(Dataset items)
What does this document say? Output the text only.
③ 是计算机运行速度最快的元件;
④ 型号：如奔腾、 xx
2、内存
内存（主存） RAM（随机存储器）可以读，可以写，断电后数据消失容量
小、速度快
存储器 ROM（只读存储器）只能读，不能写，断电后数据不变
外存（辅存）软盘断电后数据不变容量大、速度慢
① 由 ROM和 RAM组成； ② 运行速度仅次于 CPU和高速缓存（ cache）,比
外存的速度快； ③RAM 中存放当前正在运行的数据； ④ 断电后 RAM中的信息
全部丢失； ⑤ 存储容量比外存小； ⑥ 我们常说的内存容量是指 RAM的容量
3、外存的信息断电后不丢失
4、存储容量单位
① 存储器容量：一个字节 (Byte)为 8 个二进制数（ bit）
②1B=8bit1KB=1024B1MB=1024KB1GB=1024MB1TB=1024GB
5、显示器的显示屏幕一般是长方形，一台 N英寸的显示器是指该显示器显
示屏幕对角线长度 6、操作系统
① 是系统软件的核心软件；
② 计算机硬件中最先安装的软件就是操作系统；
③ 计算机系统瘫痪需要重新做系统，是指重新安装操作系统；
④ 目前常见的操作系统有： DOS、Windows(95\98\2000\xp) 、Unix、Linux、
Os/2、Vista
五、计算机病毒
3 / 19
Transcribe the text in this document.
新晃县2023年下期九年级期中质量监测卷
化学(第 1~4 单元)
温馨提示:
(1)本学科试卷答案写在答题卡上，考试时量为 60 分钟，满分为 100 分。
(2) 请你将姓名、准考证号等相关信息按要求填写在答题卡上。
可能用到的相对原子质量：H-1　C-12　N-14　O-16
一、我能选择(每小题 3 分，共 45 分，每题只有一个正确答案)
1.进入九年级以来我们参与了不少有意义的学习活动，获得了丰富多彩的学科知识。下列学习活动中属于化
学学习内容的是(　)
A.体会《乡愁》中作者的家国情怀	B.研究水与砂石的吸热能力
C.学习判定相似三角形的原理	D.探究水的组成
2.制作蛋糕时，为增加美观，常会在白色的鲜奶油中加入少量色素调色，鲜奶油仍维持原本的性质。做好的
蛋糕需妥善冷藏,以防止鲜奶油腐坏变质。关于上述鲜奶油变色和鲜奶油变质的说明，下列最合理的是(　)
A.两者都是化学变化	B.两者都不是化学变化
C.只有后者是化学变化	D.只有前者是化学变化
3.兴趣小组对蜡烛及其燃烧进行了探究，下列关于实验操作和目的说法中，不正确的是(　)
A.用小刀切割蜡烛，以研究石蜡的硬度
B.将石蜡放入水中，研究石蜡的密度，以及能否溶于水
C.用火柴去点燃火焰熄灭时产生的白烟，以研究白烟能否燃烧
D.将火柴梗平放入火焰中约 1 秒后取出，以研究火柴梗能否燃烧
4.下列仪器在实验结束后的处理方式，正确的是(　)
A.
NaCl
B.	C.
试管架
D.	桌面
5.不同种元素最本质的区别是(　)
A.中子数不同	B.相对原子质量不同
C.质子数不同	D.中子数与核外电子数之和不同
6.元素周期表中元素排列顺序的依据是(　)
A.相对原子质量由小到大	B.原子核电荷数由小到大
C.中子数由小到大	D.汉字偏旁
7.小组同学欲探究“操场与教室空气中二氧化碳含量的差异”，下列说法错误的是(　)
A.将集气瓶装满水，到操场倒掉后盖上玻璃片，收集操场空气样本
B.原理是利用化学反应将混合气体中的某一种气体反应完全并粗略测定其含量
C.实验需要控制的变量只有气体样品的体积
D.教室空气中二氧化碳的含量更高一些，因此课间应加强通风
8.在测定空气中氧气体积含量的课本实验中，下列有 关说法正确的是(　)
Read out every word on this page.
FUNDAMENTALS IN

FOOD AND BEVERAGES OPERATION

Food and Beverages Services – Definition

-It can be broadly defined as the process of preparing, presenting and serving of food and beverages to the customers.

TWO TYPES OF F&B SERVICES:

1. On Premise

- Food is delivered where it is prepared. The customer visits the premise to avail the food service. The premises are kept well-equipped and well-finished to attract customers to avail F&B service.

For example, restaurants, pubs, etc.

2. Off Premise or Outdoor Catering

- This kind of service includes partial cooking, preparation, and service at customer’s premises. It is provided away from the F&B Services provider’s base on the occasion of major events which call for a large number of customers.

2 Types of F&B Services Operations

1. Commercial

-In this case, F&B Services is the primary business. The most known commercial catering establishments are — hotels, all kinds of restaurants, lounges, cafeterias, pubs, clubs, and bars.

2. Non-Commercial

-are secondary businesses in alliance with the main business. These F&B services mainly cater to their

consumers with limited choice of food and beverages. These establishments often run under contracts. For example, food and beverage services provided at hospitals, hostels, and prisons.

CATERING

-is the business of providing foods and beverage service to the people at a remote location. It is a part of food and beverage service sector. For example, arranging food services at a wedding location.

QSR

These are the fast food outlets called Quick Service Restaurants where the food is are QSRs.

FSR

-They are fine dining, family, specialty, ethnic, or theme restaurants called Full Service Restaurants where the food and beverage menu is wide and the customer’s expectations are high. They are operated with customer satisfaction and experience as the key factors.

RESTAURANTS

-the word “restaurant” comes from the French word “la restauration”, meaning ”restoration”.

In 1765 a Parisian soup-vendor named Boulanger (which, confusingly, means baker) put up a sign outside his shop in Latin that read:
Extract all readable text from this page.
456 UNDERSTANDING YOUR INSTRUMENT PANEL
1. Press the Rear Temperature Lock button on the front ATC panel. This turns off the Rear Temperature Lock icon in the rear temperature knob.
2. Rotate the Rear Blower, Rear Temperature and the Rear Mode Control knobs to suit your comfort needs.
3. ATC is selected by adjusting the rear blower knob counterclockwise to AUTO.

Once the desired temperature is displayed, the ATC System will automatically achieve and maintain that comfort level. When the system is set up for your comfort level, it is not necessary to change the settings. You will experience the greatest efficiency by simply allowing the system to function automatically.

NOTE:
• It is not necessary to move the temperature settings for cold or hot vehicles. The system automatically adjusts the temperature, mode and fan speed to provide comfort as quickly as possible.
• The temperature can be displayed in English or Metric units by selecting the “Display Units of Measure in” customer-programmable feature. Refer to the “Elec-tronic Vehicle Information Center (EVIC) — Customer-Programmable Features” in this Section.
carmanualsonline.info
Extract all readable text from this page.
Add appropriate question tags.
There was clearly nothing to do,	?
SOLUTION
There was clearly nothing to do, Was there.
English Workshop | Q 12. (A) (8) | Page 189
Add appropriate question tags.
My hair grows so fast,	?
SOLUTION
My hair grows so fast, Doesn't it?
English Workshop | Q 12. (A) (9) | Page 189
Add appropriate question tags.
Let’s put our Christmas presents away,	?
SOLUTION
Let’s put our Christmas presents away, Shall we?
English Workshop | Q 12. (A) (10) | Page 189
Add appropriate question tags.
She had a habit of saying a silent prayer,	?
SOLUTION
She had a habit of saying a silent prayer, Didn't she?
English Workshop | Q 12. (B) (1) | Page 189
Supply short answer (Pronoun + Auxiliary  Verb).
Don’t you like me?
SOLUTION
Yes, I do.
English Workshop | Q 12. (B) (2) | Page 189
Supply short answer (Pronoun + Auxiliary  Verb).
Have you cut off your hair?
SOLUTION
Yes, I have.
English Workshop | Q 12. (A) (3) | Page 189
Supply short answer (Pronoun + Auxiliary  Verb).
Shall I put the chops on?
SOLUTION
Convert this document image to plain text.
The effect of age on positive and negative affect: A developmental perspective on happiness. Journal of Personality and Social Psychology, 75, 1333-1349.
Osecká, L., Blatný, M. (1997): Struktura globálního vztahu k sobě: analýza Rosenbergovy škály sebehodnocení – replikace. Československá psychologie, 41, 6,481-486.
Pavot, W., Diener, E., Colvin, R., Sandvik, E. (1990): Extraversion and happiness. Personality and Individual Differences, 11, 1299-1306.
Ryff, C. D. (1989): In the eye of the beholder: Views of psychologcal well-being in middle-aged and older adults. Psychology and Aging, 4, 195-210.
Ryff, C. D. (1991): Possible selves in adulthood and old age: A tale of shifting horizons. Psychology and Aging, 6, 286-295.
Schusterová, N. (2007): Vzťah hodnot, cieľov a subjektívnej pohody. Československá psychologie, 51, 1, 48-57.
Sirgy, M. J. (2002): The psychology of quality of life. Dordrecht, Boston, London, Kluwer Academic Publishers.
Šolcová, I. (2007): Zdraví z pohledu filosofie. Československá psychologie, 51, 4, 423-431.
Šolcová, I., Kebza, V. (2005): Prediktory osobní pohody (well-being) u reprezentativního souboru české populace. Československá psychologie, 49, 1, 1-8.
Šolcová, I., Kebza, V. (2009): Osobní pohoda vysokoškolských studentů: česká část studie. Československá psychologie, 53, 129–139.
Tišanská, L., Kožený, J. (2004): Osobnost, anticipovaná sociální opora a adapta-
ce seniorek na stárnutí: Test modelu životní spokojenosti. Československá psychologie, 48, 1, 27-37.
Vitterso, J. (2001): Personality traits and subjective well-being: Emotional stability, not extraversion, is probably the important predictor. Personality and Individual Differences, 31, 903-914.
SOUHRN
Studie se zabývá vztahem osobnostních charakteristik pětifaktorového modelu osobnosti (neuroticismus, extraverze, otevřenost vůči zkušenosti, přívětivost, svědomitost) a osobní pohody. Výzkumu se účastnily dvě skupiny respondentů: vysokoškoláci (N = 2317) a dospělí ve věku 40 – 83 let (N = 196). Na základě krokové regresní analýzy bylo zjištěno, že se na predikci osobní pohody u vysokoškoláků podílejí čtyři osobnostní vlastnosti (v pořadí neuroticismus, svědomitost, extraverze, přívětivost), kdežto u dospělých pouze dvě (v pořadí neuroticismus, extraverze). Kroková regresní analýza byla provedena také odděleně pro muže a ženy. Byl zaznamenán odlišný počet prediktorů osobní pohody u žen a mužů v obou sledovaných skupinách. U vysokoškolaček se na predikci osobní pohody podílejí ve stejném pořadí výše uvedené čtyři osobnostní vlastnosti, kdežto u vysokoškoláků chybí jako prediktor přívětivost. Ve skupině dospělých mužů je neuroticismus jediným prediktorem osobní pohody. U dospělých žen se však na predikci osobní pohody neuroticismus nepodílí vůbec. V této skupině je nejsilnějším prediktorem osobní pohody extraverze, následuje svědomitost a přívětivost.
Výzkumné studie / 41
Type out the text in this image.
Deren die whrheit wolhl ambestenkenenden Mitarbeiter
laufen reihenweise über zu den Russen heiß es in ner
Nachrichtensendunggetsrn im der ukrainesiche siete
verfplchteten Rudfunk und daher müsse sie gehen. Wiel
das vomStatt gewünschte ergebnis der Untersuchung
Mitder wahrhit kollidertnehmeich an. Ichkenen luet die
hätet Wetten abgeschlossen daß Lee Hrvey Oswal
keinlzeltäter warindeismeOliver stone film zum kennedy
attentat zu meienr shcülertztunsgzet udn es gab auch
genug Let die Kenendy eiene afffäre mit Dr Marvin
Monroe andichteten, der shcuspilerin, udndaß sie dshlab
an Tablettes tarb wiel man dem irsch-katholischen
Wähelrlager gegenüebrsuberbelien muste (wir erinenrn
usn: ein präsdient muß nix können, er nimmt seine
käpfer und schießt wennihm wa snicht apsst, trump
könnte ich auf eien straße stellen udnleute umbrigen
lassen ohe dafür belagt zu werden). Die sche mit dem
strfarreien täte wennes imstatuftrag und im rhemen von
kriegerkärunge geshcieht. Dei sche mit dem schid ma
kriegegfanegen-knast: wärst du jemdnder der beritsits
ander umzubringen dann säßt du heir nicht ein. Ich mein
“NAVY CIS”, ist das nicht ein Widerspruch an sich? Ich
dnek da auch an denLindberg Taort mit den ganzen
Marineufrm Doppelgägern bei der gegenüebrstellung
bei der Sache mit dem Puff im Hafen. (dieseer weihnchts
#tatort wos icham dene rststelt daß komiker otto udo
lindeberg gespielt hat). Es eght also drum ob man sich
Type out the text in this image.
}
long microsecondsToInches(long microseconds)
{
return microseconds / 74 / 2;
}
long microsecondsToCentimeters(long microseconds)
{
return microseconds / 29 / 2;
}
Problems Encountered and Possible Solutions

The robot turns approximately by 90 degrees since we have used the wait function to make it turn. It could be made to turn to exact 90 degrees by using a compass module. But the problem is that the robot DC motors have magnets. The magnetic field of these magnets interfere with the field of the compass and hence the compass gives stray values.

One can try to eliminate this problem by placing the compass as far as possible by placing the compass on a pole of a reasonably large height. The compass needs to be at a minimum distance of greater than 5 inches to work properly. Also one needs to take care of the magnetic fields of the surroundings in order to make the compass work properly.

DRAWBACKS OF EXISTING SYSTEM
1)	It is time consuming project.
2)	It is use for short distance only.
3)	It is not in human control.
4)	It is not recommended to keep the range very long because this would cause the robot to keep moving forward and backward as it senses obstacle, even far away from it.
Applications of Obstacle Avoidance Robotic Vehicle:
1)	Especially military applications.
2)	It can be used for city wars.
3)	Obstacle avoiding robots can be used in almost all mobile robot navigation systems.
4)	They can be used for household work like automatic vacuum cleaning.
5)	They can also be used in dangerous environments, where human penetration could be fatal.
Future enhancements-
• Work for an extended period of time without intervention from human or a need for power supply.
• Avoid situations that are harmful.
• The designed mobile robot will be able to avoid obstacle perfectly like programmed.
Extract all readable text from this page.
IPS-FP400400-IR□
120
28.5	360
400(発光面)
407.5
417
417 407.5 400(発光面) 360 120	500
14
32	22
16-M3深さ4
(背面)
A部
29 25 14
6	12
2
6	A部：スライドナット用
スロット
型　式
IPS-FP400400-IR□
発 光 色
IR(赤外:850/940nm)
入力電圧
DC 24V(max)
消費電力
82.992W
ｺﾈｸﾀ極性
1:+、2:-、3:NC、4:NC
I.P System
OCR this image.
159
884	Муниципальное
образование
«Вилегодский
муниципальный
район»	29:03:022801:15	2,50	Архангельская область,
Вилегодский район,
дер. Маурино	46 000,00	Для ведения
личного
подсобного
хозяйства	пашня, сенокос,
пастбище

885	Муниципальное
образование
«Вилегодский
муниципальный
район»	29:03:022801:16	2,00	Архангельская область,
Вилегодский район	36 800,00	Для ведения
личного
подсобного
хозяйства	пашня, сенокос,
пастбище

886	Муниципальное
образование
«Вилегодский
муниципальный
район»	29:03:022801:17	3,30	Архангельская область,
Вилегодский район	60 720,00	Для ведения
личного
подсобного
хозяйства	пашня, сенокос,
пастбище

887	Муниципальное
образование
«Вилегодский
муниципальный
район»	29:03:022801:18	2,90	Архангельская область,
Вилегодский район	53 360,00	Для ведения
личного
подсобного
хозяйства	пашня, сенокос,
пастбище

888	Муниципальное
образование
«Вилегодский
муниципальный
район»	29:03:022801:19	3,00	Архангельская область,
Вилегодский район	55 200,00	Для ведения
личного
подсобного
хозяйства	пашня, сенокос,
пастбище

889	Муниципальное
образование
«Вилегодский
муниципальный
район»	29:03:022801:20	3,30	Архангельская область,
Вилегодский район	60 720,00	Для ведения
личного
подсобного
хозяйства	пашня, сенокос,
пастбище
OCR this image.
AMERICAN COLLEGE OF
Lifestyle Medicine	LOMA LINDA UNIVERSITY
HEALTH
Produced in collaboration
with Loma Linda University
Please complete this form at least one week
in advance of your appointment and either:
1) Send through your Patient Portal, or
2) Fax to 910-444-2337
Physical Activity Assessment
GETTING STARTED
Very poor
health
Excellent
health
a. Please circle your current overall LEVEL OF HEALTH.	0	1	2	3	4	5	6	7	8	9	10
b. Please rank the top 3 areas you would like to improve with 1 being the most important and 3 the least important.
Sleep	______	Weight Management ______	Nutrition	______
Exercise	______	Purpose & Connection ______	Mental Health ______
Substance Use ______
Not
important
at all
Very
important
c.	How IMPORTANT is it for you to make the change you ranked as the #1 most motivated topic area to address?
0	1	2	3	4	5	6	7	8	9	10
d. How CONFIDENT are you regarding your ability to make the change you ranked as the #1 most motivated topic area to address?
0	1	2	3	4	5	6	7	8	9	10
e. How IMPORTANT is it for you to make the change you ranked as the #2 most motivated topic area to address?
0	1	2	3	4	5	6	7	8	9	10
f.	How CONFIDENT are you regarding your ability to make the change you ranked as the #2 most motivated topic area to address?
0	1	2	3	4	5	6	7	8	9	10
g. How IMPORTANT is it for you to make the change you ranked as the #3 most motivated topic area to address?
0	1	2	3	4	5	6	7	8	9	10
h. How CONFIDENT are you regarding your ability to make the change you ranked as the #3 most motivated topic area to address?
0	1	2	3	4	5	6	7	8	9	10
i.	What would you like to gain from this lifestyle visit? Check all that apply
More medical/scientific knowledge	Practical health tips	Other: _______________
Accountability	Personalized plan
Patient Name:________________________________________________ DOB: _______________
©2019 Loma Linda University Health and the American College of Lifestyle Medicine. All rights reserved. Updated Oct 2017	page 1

GOAL ::
Copy every line of the listing containing the string "Christmas".

SOLUTION FOR THIS PROBLEM ::
Let’s put our Christmas presents away,	?
Let’s put our Christmas presents away, Shall we?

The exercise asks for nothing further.